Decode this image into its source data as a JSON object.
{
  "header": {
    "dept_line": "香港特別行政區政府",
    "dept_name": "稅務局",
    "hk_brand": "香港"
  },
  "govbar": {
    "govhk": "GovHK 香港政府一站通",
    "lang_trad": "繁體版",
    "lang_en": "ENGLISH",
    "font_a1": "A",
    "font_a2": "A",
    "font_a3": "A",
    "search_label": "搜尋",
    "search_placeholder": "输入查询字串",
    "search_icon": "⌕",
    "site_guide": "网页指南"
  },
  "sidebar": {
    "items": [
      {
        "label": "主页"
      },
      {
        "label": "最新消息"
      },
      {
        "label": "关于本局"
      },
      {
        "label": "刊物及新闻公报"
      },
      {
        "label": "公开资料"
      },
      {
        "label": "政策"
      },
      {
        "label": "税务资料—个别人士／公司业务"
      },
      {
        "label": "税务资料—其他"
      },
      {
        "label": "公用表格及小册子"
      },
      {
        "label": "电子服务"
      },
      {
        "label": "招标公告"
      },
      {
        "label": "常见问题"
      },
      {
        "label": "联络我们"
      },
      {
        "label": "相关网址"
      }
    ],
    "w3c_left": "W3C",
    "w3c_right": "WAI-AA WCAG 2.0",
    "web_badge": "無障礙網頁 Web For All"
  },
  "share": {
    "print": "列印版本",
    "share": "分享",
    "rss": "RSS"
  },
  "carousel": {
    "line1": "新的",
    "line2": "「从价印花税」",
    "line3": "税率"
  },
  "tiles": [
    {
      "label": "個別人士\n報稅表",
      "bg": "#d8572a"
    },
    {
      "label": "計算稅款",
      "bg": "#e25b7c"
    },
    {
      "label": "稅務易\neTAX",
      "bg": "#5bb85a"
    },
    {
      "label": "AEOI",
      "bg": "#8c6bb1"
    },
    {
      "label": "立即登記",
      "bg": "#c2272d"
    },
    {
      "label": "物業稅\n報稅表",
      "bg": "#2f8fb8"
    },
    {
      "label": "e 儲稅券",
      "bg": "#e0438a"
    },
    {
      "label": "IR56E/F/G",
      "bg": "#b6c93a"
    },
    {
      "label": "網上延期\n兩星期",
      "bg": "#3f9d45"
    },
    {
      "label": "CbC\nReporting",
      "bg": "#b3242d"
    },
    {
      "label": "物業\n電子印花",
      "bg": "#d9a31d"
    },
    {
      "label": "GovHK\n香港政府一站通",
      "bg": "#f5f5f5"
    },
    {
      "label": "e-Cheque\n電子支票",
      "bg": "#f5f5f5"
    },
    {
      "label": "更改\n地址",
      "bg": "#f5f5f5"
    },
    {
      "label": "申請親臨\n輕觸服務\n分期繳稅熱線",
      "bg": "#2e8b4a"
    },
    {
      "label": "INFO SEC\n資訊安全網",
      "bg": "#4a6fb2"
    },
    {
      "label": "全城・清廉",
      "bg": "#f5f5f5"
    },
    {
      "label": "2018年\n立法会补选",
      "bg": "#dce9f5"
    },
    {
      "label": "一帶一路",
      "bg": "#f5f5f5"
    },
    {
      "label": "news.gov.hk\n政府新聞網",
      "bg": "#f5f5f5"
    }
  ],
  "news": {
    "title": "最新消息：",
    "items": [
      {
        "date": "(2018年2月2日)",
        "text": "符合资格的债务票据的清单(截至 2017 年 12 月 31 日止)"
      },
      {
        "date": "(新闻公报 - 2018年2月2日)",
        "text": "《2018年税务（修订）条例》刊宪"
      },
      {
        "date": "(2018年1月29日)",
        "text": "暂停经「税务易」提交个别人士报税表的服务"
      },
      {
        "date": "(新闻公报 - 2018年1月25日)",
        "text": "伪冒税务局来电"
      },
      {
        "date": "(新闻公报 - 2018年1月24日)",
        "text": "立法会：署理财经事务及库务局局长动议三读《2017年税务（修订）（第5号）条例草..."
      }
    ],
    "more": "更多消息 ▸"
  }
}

• [Task brief]:
Look through the records and count each line that holds "GovHK". Write only the total.

• [Finished answer]:
2